» Exercise requirements
Copy out every record below with complete accuracy.

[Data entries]
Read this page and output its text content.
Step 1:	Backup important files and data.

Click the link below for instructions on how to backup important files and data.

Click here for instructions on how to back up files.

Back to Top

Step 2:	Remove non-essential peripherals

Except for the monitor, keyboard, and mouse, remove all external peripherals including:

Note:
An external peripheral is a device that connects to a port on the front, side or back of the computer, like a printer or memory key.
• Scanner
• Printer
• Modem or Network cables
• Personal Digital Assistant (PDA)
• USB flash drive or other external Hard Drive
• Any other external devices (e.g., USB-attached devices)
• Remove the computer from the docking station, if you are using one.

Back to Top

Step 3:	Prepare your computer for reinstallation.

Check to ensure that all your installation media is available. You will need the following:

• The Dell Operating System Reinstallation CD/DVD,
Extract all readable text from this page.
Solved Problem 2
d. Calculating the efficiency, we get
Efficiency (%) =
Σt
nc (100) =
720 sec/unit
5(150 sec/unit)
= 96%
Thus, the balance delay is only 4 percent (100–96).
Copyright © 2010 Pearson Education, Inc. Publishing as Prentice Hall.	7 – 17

» Solution to the problem
Read this page and output its text content.
Step 1:	Backup important files and data.

Click the link below for instructions on how to backup important files and data.

Click here for instructions on how to back up files.

Back to Top

Step 2:	Remove non-essential peripherals

Except for the monitor, keyboard, and mouse, remove all external peripherals including:

Note:
An external peripheral is a device that connects to a port on the front, side or back of the computer, like a printer or memory key.
• Scanner
• Printer
• Modem or Network cables
• Personal Digital Assistant (PDA)
• USB flash drive or other external Hard Drive
• Any other external devices (e.g., USB-attached devices)
• Remove the computer from the docking station, if you are using one.

Back to Top

Step 3:	Prepare your computer for reinstallation.

Check to ensure that all your installation media is available. You will need the following:

• The Dell Operating System Reinstallation CD/DVD,
Extract all readable text from this page.
Solved Problem 2
d. Calculating the efficiency, we get
Efficiency (%) =
Σt
nc (100) =
720 sec/unit
5(150 sec/unit)
= 96%
Thus, the balance delay is only 4 percent (100–96).
Copyright © 2010 Pearson Education, Inc. Publishing as Prentice Hall.	7 – 17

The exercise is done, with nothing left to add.